Repeat all of the records verbatim.

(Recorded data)

□ □ □ □

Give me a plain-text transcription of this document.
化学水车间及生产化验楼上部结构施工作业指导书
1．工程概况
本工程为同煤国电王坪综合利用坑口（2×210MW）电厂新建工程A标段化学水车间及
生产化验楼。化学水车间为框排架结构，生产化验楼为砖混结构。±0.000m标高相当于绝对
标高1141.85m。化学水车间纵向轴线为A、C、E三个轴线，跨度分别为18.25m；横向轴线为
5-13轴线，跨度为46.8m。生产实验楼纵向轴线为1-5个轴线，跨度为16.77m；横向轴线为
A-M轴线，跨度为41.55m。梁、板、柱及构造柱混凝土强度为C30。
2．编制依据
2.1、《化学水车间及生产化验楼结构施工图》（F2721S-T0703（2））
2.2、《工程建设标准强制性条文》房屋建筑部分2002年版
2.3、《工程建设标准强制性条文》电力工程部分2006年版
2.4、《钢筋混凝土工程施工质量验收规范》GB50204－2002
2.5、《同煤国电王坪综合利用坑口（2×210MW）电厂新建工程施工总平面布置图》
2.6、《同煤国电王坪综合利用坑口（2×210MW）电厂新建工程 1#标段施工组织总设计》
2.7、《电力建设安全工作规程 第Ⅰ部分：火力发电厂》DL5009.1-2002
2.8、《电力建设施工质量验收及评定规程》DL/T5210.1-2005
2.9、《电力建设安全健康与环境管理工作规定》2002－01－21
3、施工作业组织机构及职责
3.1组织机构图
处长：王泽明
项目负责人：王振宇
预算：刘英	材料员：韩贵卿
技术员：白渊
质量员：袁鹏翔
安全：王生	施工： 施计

□ □ □ □

**REPLY:**
Give me a plain-text transcription of this document.
化学水车间及生产化验楼上部结构施工作业指导书
1．工程概况
本工程为同煤国电王坪综合利用坑口（2×210MW）电厂新建工程A标段化学水车间及
生产化验楼。化学水车间为框排架结构，生产化验楼为砖混结构。±0.000m标高相当于绝对
标高1141.85m。化学水车间纵向轴线为A、C、E三个轴线，跨度分别为18.25m；横向轴线为
5-13轴线，跨度为46.8m。生产实验楼纵向轴线为1-5个轴线，跨度为16.77m；横向轴线为
A-M轴线，跨度为41.55m。梁、板、柱及构造柱混凝土强度为C30。
2．编制依据
2.1、《化学水车间及生产化验楼结构施工图》（F2721S-T0703（2））
2.2、《工程建设标准强制性条文》房屋建筑部分2002年版
2.3、《工程建设标准强制性条文》电力工程部分2006年版
2.4、《钢筋混凝土工程施工质量验收规范》GB50204－2002
2.5、《同煤国电王坪综合利用坑口（2×210MW）电厂新建工程施工总平面布置图》
2.6、《同煤国电王坪综合利用坑口（2×210MW）电厂新建工程 1#标段施工组织总设计》
2.7、《电力建设安全工作规程 第Ⅰ部分：火力发电厂》DL5009.1-2002
2.8、《电力建设施工质量验收及评定规程》DL/T5210.1-2005
2.9、《电力建设安全健康与环境管理工作规定》2002－01－21
3、施工作业组织机构及职责
3.1组织机构图
处长：王泽明
项目负责人：王振宇
预算：刘英	材料员：韩贵卿
技术员：白渊
质量员：袁鹏翔
安全：王生	施工： 施计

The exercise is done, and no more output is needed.